* _Direction_
Wherever a line in the data below holds "value", copy that line.

* _Material supplied_
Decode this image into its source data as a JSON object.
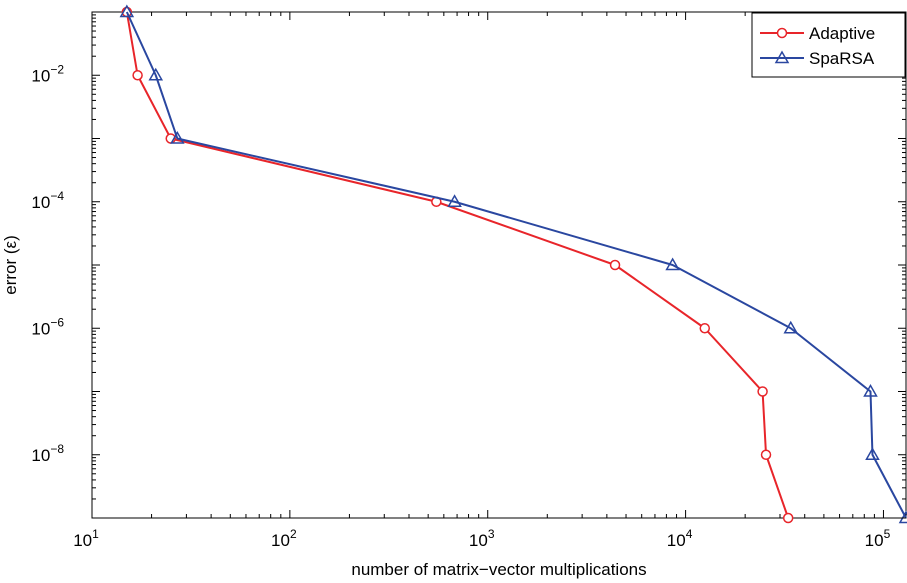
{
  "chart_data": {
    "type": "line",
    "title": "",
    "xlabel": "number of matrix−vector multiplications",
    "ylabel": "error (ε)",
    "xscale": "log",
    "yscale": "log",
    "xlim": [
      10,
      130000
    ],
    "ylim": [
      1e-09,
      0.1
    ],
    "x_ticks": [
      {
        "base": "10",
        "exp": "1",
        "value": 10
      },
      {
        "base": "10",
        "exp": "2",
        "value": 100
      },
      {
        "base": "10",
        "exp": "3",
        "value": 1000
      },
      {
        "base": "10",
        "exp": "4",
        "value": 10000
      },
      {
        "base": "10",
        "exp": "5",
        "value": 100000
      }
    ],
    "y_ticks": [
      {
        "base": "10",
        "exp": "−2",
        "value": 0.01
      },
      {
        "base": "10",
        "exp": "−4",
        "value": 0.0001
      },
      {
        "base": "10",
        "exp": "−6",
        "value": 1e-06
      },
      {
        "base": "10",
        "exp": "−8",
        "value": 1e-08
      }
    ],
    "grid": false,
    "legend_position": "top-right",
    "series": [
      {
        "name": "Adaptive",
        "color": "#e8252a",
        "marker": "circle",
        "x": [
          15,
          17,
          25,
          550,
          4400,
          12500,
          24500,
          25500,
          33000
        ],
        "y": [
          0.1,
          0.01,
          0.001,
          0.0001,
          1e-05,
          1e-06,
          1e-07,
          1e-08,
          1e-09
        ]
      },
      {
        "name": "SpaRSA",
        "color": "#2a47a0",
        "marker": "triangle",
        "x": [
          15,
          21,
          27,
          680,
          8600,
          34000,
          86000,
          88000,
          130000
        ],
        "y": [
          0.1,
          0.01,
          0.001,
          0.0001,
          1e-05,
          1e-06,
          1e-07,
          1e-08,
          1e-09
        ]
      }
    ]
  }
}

* _Exercise response_
        "value": 10
        "value": 100
        "value": 1000
        "value": 10000
        "value": 100000
        "value": 0.01
        "value": 0.0001
        "value": 1e-06
        "value": 1e-08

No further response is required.